* **TASK REQUIREMENTS**:
Beneath this sentence is a set of records; write each of them out exactly.
-------- DATASET RECORDS --------
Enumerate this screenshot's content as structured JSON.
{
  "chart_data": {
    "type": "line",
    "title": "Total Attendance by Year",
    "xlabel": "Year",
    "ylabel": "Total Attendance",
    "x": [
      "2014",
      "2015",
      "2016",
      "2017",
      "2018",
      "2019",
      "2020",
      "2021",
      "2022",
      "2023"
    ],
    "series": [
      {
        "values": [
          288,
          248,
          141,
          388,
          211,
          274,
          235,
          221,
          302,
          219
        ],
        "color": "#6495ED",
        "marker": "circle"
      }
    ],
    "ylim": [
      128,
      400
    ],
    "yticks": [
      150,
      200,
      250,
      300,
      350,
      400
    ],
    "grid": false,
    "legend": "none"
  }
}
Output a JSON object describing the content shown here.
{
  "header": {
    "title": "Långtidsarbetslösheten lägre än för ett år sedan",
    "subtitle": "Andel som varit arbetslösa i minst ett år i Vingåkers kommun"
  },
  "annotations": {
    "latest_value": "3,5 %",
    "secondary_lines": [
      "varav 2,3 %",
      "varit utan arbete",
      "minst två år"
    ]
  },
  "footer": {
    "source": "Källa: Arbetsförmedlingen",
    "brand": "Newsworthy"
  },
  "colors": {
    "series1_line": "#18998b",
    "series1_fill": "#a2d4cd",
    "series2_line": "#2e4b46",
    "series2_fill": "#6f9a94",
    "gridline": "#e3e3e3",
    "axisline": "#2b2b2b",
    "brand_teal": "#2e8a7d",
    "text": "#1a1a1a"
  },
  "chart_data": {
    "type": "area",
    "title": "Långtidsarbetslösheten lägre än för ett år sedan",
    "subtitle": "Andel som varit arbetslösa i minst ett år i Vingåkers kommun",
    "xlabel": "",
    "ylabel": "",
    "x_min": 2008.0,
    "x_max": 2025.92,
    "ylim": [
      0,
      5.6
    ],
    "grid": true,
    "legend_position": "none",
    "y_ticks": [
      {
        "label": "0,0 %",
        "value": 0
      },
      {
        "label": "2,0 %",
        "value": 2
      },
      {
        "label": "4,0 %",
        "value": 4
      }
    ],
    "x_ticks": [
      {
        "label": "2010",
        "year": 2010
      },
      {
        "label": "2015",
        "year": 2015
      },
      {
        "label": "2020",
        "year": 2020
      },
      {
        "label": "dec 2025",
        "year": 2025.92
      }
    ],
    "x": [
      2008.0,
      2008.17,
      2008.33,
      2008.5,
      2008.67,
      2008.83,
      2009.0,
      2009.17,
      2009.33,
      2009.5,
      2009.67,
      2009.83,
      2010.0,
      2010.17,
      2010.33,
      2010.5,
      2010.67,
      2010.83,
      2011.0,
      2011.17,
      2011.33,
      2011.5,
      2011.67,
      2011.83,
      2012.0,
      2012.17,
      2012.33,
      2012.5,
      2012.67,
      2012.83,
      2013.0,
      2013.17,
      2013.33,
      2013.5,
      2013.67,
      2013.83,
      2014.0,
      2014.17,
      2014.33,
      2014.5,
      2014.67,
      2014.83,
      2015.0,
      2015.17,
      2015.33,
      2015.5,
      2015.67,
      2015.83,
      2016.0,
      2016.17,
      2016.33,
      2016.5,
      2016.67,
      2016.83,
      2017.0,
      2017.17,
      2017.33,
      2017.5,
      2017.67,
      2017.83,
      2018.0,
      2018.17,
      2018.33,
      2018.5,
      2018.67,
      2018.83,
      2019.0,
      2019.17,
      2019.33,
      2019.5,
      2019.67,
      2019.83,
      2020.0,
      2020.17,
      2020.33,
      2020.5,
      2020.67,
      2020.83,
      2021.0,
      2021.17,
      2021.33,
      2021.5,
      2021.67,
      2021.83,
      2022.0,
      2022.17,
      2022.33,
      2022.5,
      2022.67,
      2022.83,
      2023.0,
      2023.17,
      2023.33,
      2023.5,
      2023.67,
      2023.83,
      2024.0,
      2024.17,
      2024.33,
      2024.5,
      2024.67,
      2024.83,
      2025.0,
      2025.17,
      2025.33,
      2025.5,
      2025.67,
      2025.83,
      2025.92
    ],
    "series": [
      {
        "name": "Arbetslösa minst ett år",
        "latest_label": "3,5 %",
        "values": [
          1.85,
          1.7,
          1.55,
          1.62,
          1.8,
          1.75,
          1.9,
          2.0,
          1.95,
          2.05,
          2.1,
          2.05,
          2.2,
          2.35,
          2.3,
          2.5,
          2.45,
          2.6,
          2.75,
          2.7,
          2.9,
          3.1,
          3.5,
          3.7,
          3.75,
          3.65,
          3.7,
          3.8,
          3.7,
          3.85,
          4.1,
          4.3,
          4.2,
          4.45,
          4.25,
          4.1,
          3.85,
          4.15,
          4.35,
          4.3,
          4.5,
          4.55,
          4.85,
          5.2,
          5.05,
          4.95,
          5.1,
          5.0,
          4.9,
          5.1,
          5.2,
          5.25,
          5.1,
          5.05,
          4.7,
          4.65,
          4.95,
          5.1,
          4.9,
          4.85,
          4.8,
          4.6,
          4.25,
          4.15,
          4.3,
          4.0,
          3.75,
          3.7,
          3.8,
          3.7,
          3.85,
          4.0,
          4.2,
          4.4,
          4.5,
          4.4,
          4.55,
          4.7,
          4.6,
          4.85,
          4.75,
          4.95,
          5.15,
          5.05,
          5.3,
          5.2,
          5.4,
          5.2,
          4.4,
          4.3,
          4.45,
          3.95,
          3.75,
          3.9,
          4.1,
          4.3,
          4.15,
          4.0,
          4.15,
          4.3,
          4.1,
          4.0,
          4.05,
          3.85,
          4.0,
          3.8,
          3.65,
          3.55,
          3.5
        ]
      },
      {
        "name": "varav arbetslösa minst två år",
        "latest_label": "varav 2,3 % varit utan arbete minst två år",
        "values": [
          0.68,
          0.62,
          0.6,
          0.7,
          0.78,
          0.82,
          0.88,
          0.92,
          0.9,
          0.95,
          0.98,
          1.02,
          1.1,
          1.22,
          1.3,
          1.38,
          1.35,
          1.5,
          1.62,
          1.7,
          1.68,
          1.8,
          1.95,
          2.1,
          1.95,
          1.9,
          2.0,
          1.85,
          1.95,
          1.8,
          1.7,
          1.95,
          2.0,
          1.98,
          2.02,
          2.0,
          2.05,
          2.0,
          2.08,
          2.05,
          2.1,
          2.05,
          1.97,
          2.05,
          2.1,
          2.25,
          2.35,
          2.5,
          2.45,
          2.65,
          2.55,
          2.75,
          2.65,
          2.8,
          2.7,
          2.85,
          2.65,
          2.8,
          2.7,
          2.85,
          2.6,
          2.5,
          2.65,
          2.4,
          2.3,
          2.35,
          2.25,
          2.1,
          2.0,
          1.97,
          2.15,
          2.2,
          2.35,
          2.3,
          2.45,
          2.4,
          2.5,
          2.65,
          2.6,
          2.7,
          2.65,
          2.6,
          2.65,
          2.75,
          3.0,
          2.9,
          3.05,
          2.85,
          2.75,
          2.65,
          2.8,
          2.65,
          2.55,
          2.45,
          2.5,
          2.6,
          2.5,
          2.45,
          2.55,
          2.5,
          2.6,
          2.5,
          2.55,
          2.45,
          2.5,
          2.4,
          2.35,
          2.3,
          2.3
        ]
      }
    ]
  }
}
--------
* **RESULT OF THE TASK**:
Enumerate this screenshot's content as structured JSON.
{
  "chart_data": {
    "type": "line",
    "title": "Total Attendance by Year",
    "xlabel": "Year",
    "ylabel": "Total Attendance",
    "x": [
      "2014",
      "2015",
      "2016",
      "2017",
      "2018",
      "2019",
      "2020",
      "2021",
      "2022",
      "2023"
    ],
    "series": [
      {
        "values": [
          288,
          248,
          141,
          388,
          211,
          274,
          235,
          221,
          302,
          219
        ],
        "color": "#6495ED",
        "marker": "circle"
      }
    ],
    "ylim": [
      128,
      400
    ],
    "yticks": [
      150,
      200,
      250,
      300,
      350,
      400
    ],
    "grid": false,
    "legend": "none"
  }
}
Output a JSON object describing the content shown here.
{
  "header": {
    "title": "Långtidsarbetslösheten lägre än för ett år sedan",
    "subtitle": "Andel som varit arbetslösa i minst ett år i Vingåkers kommun"
  },
  "annotations": {
    "latest_value": "3,5 %",
    "secondary_lines": [
      "varav 2,3 %",
      "varit utan arbete",
      "minst två år"
    ]
  },
  "footer": {
    "source": "Källa: Arbetsförmedlingen",
    "brand": "Newsworthy"
  },
  "colors": {
    "series1_line": "#18998b",
    "series1_fill": "#a2d4cd",
    "series2_line": "#2e4b46",
    "series2_fill": "#6f9a94",
    "gridline": "#e3e3e3",
    "axisline": "#2b2b2b",
    "brand_teal": "#2e8a7d",
    "text": "#1a1a1a"
  },
  "chart_data": {
    "type": "area",
    "title": "Långtidsarbetslösheten lägre än för ett år sedan",
    "subtitle": "Andel som varit arbetslösa i minst ett år i Vingåkers kommun",
    "xlabel": "",
    "ylabel": "",
    "x_min": 2008.0,
    "x_max": 2025.92,
    "ylim": [
      0,
      5.6
    ],
    "grid": true,
    "legend_position": "none",
    "y_ticks": [
      {
        "label": "0,0 %",
        "value": 0
      },
      {
        "label": "2,0 %",
        "value": 2
      },
      {
        "label": "4,0 %",
        "value": 4
      }
    ],
    "x_ticks": [
      {
        "label": "2010",
        "year": 2010
      },
      {
        "label": "2015",
        "year": 2015
      },
      {
        "label": "2020",
        "year": 2020
      },
      {
        "label": "dec 2025",
        "year": 2025.92
      }
    ],
    "x": [
      2008.0,
      2008.17,
      2008.33,
      2008.5,
      2008.67,
      2008.83,
      2009.0,
      2009.17,
      2009.33,
      2009.5,
      2009.67,
      2009.83,
      2010.0,
      2010.17,
      2010.33,
      2010.5,
      2010.67,
      2010.83,
      2011.0,
      2011.17,
      2011.33,
      2011.5,
      2011.67,
      2011.83,
      2012.0,
      2012.17,
      2012.33,
      2012.5,
      2012.67,
      2012.83,
      2013.0,
      2013.17,
      2013.33,
      2013.5,
      2013.67,
      2013.83,
      2014.0,
      2014.17,
      2014.33,
      2014.5,
      2014.67,
      2014.83,
      2015.0,
      2015.17,
      2015.33,
      2015.5,
      2015.67,
      2015.83,
      2016.0,
      2016.17,
      2016.33,
      2016.5,
      2016.67,
      2016.83,
      2017.0,
      2017.17,
      2017.33,
      2017.5,
      2017.67,
      2017.83,
      2018.0,
      2018.17,
      2018.33,
      2018.5,
      2018.67,
      2018.83,
      2019.0,
      2019.17,
      2019.33,
      2019.5,
      2019.67,
      2019.83,
      2020.0,
      2020.17,
      2020.33,
      2020.5,
      2020.67,
      2020.83,
      2021.0,
      2021.17,
      2021.33,
      2021.5,
      2021.67,
      2021.83,
      2022.0,
      2022.17,
      2022.33,
      2022.5,
      2022.67,
      2022.83,
      2023.0,
      2023.17,
      2023.33,
      2023.5,
      2023.67,
      2023.83,
      2024.0,
      2024.17,
      2024.33,
      2024.5,
      2024.67,
      2024.83,
      2025.0,
      2025.17,
      2025.33,
      2025.5,
      2025.67,
      2025.83,
      2025.92
    ],
    "series": [
      {
        "name": "Arbetslösa minst ett år",
        "latest_label": "3,5 %",
        "values": [
          1.85,
          1.7,
          1.55,
          1.62,
          1.8,
          1.75,
          1.9,
          2.0,
          1.95,
          2.05,
          2.1,
          2.05,
          2.2,
          2.35,
          2.3,
          2.5,
          2.45,
          2.6,
          2.75,
          2.7,
          2.9,
          3.1,
          3.5,
          3.7,
          3.75,
          3.65,
          3.7,
          3.8,
          3.7,
          3.85,
          4.1,
          4.3,
          4.2,
          4.45,
          4.25,
          4.1,
          3.85,
          4.15,
          4.35,
          4.3,
          4.5,
          4.55,
          4.85,
          5.2,
          5.05,
          4.95,
          5.1,
          5.0,
          4.9,
          5.1,
          5.2,
          5.25,
          5.1,
          5.05,
          4.7,
          4.65,
          4.95,
          5.1,
          4.9,
          4.85,
          4.8,
          4.6,
          4.25,
          4.15,
          4.3,
          4.0,
          3.75,
          3.7,
          3.8,
          3.7,
          3.85,
          4.0,
          4.2,
          4.4,
          4.5,
          4.4,
          4.55,
          4.7,
          4.6,
          4.85,
          4.75,
          4.95,
          5.15,
          5.05,
          5.3,
          5.2,
          5.4,
          5.2,
          4.4,
          4.3,
          4.45,
          3.95,
          3.75,
          3.9,
          4.1,
          4.3,
          4.15,
          4.0,
          4.15,
          4.3,
          4.1,
          4.0,
          4.05,
          3.85,
          4.0,
          3.8,
          3.65,
          3.55,
          3.5
        ]
      },
      {
        "name": "varav arbetslösa minst två år",
        "latest_label": "varav 2,3 % varit utan arbete minst två år",
        "values": [
          0.68,
          0.62,
          0.6,
          0.7,
          0.78,
          0.82,
          0.88,
          0.92,
          0.9,
          0.95,
          0.98,
          1.02,
          1.1,
          1.22,
          1.3,
          1.38,
          1.35,
          1.5,
          1.62,
          1.7,
          1.68,
          1.8,
          1.95,
          2.1,
          1.95,
          1.9,
          2.0,
          1.85,
          1.95,
          1.8,
          1.7,
          1.95,
          2.0,
          1.98,
          2.02,
          2.0,
          2.05,
          2.0,
          2.08,
          2.05,
          2.1,
          2.05,
          1.97,
          2.05,
          2.1,
          2.25,
          2.35,
          2.5,
          2.45,
          2.65,
          2.55,
          2.75,
          2.65,
          2.8,
          2.7,
          2.85,
          2.65,
          2.8,
          2.7,
          2.85,
          2.6,
          2.5,
          2.65,
          2.4,
          2.3,
          2.35,
          2.25,
          2.1,
          2.0,
          1.97,
          2.15,
          2.2,
          2.35,
          2.3,
          2.45,
          2.4,
          2.5,
          2.65,
          2.6,
          2.7,
          2.65,
          2.6,
          2.65,
          2.75,
          3.0,
          2.9,
          3.05,
          2.85,
          2.75,
          2.65,
          2.8,
          2.65,
          2.55,
          2.45,
          2.5,
          2.6,
          2.5,
          2.45,
          2.55,
          2.5,
          2.6,
          2.5,
          2.55,
          2.45,
          2.5,
          2.4,
          2.35,
          2.3,
          2.3
        ]
      }
    ]
  }
}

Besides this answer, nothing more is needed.